## What this task involves
Each line should be copied exactly.

## Data for the task
◇ ◇ ◇ ◇ ◇ ◇ ◇

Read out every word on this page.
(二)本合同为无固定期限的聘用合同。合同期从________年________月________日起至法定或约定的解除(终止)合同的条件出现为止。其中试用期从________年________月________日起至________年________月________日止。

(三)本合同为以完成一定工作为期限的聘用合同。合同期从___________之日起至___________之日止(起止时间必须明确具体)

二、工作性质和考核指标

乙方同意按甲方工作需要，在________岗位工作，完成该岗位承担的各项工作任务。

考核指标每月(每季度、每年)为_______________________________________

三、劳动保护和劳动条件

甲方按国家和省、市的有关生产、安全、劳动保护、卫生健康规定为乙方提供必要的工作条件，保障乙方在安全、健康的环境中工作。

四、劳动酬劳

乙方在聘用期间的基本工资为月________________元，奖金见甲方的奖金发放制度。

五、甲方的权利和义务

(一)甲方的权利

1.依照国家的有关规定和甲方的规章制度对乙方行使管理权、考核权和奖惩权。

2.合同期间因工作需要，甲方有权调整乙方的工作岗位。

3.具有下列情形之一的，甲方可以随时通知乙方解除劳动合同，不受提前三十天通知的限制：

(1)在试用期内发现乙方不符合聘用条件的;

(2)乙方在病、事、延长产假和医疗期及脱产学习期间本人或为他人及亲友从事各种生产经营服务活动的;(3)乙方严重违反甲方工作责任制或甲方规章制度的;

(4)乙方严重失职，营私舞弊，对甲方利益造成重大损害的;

◇ ◇ ◇ ◇ ◇ ◇ ◇

## The completed task
Read out every word on this page.
(二)本合同为无固定期限的聘用合同。合同期从________年________月________日起至法定或约定的解除(终止)合同的条件出现为止。其中试用期从________年________月________日起至________年________月________日止。

(三)本合同为以完成一定工作为期限的聘用合同。合同期从___________之日起至___________之日止(起止时间必须明确具体)

二、工作性质和考核指标

乙方同意按甲方工作需要，在________岗位工作，完成该岗位承担的各项工作任务。

考核指标每月(每季度、每年)为_______________________________________

三、劳动保护和劳动条件

甲方按国家和省、市的有关生产、安全、劳动保护、卫生健康规定为乙方提供必要的工作条件，保障乙方在安全、健康的环境中工作。

四、劳动酬劳

乙方在聘用期间的基本工资为月________________元，奖金见甲方的奖金发放制度。

五、甲方的权利和义务

(一)甲方的权利

1.依照国家的有关规定和甲方的规章制度对乙方行使管理权、考核权和奖惩权。

2.合同期间因工作需要，甲方有权调整乙方的工作岗位。

3.具有下列情形之一的，甲方可以随时通知乙方解除劳动合同，不受提前三十天通知的限制：

(1)在试用期内发现乙方不符合聘用条件的;

(2)乙方在病、事、延长产假和医疗期及脱产学习期间本人或为他人及亲友从事各种生产经营服务活动的;(3)乙方严重违反甲方工作责任制或甲方规章制度的;

(4)乙方严重失职，营私舞弊，对甲方利益造成重大损害的;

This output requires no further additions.